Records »

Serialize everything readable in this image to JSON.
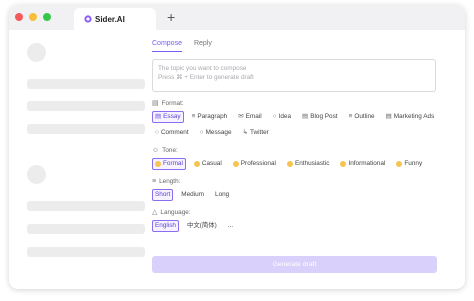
{
  "browser": {
    "tab_title": "Sider.AI",
    "new_tab_symbol": "+"
  },
  "colors": {
    "accent": "#7b5cf0",
    "button_disabled": "#d9d0fb",
    "skeleton": "#ececec"
  },
  "panel": {
    "mode_tabs": [
      {
        "label": "Compose",
        "active": true
      },
      {
        "label": "Reply",
        "active": false
      }
    ],
    "topic_placeholder_line1": "The topic you want to compose",
    "topic_placeholder_line2": "Press ⌘ + Enter to generate draft",
    "format": {
      "label": "Format:",
      "options": [
        {
          "label": "Essay",
          "icon": "essay-icon",
          "selected": true
        },
        {
          "label": "Paragraph",
          "icon": "paragraph-icon",
          "selected": false
        },
        {
          "label": "Email",
          "icon": "email-icon",
          "selected": false
        },
        {
          "label": "Idea",
          "icon": "idea-icon",
          "selected": false
        },
        {
          "label": "Blog Post",
          "icon": "blog-post-icon",
          "selected": false
        },
        {
          "label": "Outline",
          "icon": "outline-icon",
          "selected": false
        },
        {
          "label": "Marketing Ads",
          "icon": "marketing-ads-icon",
          "selected": false
        },
        {
          "label": "Comment",
          "icon": "comment-icon",
          "selected": false
        },
        {
          "label": "Message",
          "icon": "message-icon",
          "selected": false
        },
        {
          "label": "Twitter",
          "icon": "twitter-icon",
          "selected": false
        }
      ]
    },
    "tone": {
      "label": "Tone:",
      "options": [
        {
          "label": "Formal",
          "selected": true
        },
        {
          "label": "Casual",
          "selected": false
        },
        {
          "label": "Professional",
          "selected": false
        },
        {
          "label": "Enthusiastic",
          "selected": false
        },
        {
          "label": "Informational",
          "selected": false
        },
        {
          "label": "Funny",
          "selected": false
        }
      ]
    },
    "length": {
      "label": "Length:",
      "options": [
        {
          "label": "Short",
          "selected": true
        },
        {
          "label": "Medium",
          "selected": false
        },
        {
          "label": "Long",
          "selected": false
        }
      ]
    },
    "language": {
      "label": "Language:",
      "options": [
        {
          "label": "English",
          "selected": true
        },
        {
          "label": "中文(简体)",
          "selected": false
        },
        {
          "label": "...",
          "selected": false
        }
      ]
    },
    "generate_label": "Generate draft"
  }
}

Instruction » Of all the lines above, how many contain "icon"? Give the number and nothing more.

Task output » 10